→ TASK TO COMPLETE
Pick out all lines in the listing holding the string "oder" and copy them.

→ MATERIAL FOR THE TASK
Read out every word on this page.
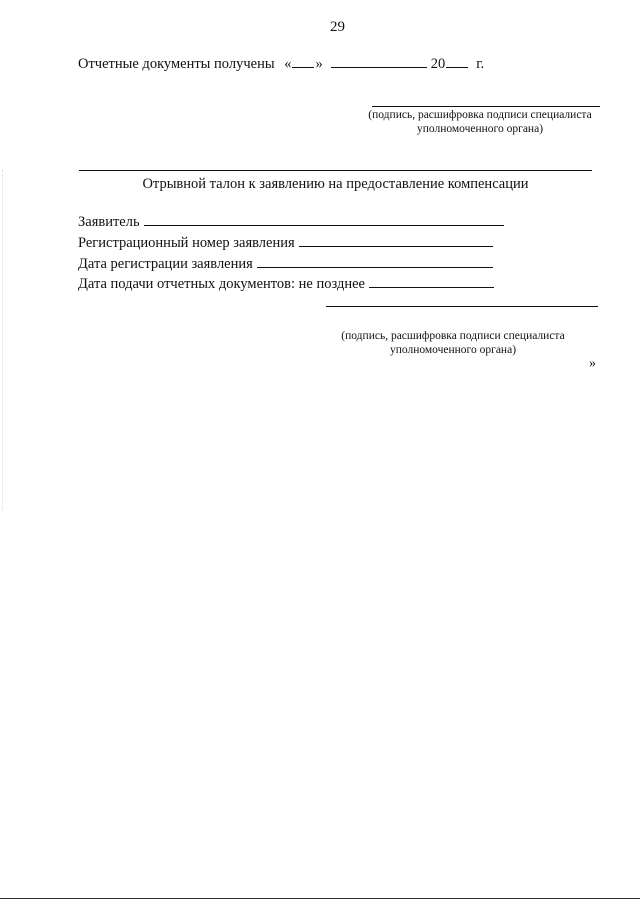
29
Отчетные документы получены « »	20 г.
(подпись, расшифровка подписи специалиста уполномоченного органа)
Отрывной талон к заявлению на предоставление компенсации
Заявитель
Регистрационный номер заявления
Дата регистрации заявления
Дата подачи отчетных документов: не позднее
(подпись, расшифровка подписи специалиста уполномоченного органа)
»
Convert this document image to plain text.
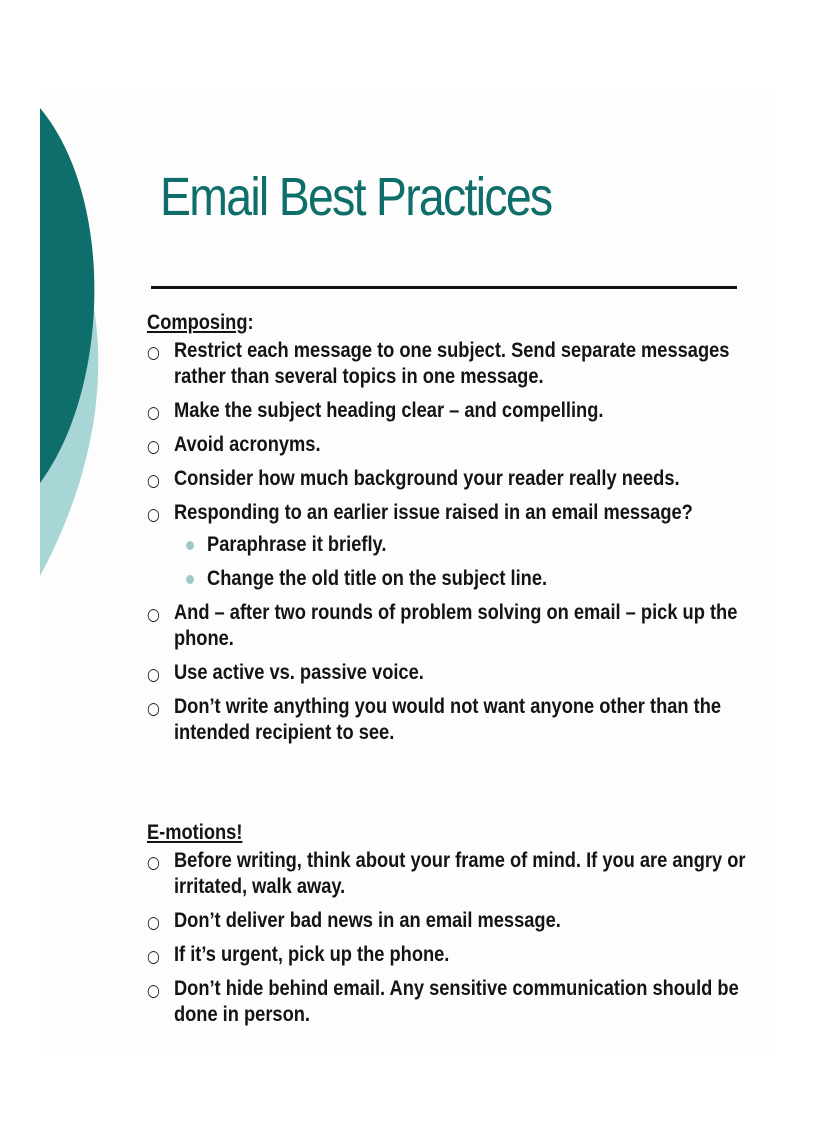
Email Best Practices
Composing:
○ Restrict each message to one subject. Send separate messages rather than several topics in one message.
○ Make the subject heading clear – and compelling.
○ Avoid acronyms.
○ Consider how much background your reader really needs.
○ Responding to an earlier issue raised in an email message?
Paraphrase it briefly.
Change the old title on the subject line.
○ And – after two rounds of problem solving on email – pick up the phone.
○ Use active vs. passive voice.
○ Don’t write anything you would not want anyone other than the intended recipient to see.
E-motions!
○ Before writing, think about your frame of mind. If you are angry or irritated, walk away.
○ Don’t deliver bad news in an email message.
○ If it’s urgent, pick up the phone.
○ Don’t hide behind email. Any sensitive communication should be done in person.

* * *

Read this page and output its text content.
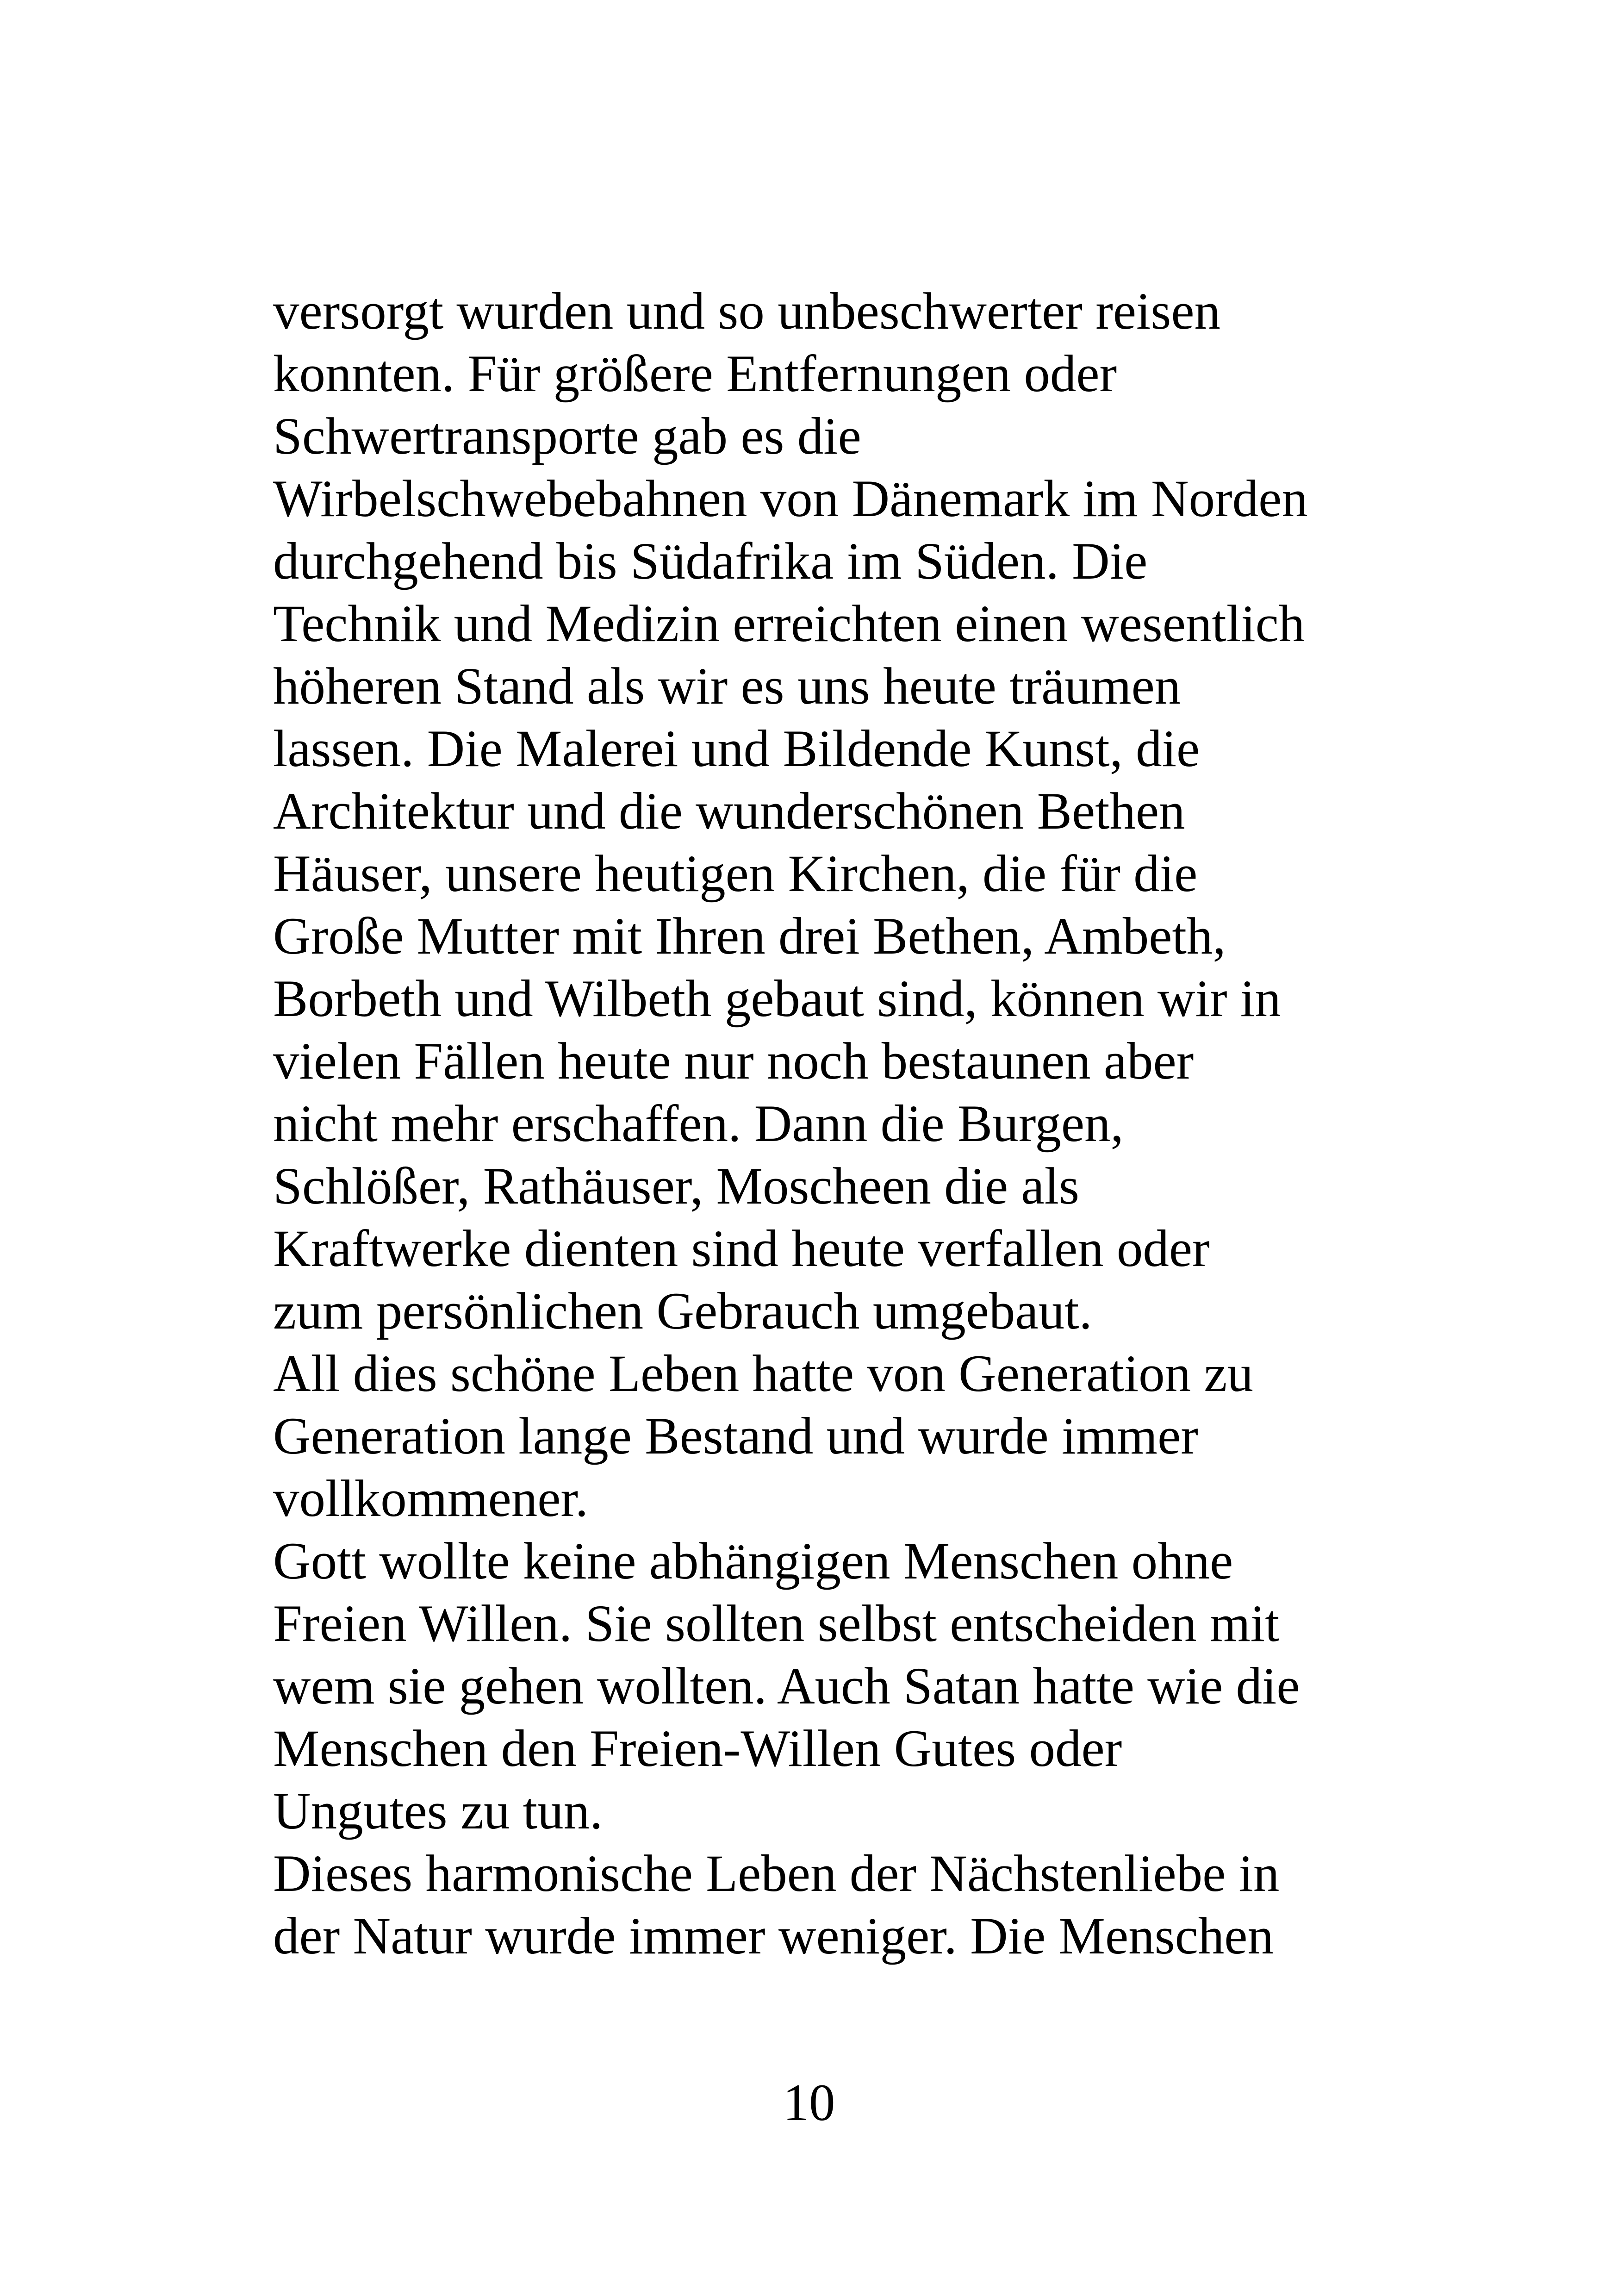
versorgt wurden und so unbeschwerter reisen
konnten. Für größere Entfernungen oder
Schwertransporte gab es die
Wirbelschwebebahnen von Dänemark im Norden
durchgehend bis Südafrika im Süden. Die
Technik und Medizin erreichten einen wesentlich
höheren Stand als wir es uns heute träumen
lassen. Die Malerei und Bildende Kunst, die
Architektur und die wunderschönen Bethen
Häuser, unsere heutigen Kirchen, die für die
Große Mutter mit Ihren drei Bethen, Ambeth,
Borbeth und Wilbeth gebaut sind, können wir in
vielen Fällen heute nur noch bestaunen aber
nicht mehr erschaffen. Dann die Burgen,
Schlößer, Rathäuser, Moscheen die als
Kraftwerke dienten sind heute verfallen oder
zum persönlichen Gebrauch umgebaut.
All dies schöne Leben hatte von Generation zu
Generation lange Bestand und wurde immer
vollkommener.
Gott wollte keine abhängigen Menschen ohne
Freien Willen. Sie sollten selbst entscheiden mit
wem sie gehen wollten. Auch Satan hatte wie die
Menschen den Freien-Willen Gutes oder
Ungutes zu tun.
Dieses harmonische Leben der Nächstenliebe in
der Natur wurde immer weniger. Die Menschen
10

→ FULL SOLUTION
konnten. Für größere Entfernungen oder
Kraftwerke dienten sind heute verfallen oder
Menschen den Freien-Willen Gutes oder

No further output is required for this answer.